Entscheidungsdatum
20.07.2017Index
L92009 Sozialhilfe Grundsicherung Mindestsicherung WienNorm
WMG §11Text
IM NAMEN DER REPUBLIK
Das Verwaltungsgericht Wien hat durch die Richterin Mag. Lammer über die Beschwerde des Herrn C. S. gegen den Bescheid des Magistrates der Stadt Wien, Magistratsabteilung 40, vom 2.5.2017, Zl. MA 40 - Sozialzentrum ... - SH/2017/01561044-001, betreffend Rückforderung von Leistungen der Mindestsicherung gemäß § 21 WMG, zu Recht erkannt:
Der Beschwerde wird insofern Folge gegeben, als dem Beschwerdeführer gemäß § 21 Abs 3 WMG die Rückerstattung in Teilbeträgen bewilligt wird; der Beschwerdeführer hat den Rückforderungsbetrag von 830,01 Euro in sieben Monatsraten zu je 100 Euro mit Fälligkeit der ersten Rate am 1.9.2017 und einer Restrate von 130,01 Euro zurückzuerstatten.
Gegen dieses Erkenntnis ist eine ordentliche Revision an den Verwaltungsgerichtshof gemäß Art 133 Abs 4 B-VG unzulässig.

Arbeitsauftrag | Kopiere aus der Gerichtsentscheidung wortgetreu den Abschnitt, der mit den Worten „Entscheidungsdatum“ beginnt und mit „130,01 Euro zurückzuerstatten.“ endet. Die Zeilen haben mit den Aufgaben nichts zu tun.

Datenzeilen |
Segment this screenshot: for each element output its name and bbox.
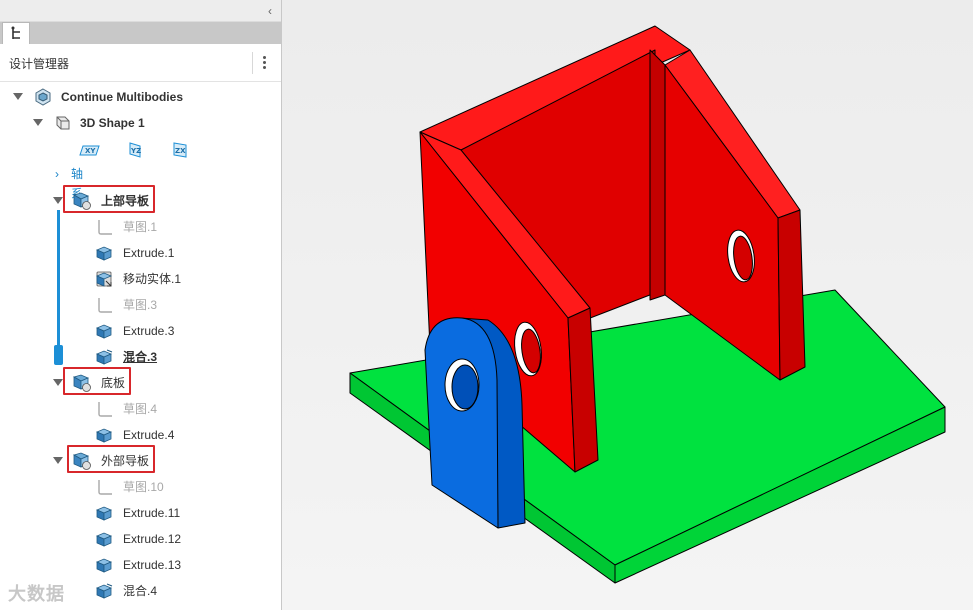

--

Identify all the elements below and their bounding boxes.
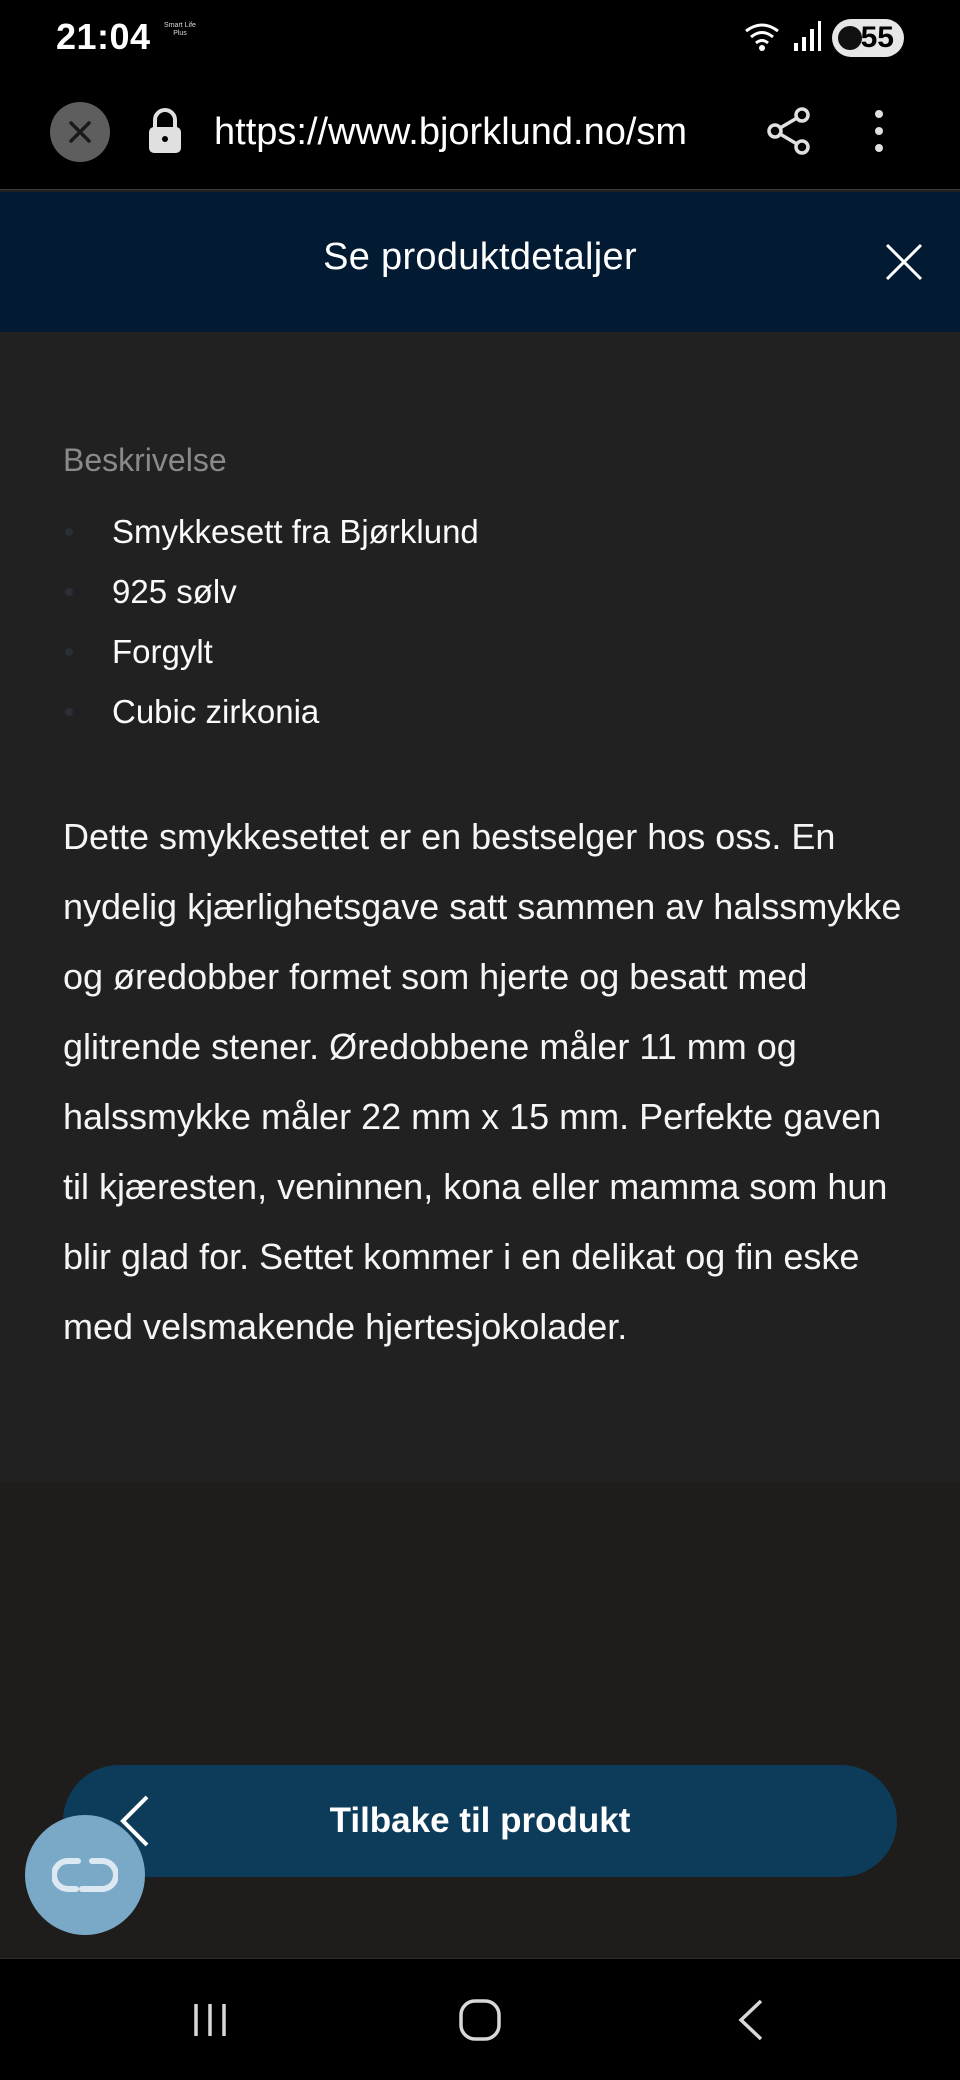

Ergebnis |
Entscheidungsdatum
20.07.2017Index
L92009 Sozialhilfe Grundsicherung Mindestsicherung WienNorm
WMG §11Text
IM NAMEN DER REPUBLIK
Das Verwaltungsgericht Wien hat durch die Richterin Mag. Lammer über die Beschwerde des Herrn C. S. gegen den Bescheid des Magistrates der Stadt Wien, Magistratsabteilung 40, vom 2.5.2017, Zl. MA 40 - Sozialzentrum ... - SH/2017/01561044-001, betreffend Rückforderung von Leistungen der Mindestsicherung gemäß § 21 WMG, zu Recht erkannt:
Der Beschwerde wird insofern Folge gegeben, als dem Beschwerdeführer gemäß § 21 Abs 3 WMG die Rückerstattung in Teilbeträgen bewilligt wird; der Beschwerdeführer hat den Rückforderungsbetrag von 830,01 Euro in sieben Monatsraten zu je 100 Euro mit Fälligkeit der ersten Rate am 1.9.2017 und einer Restrate von 130,01 Euro zurückzuerstatten.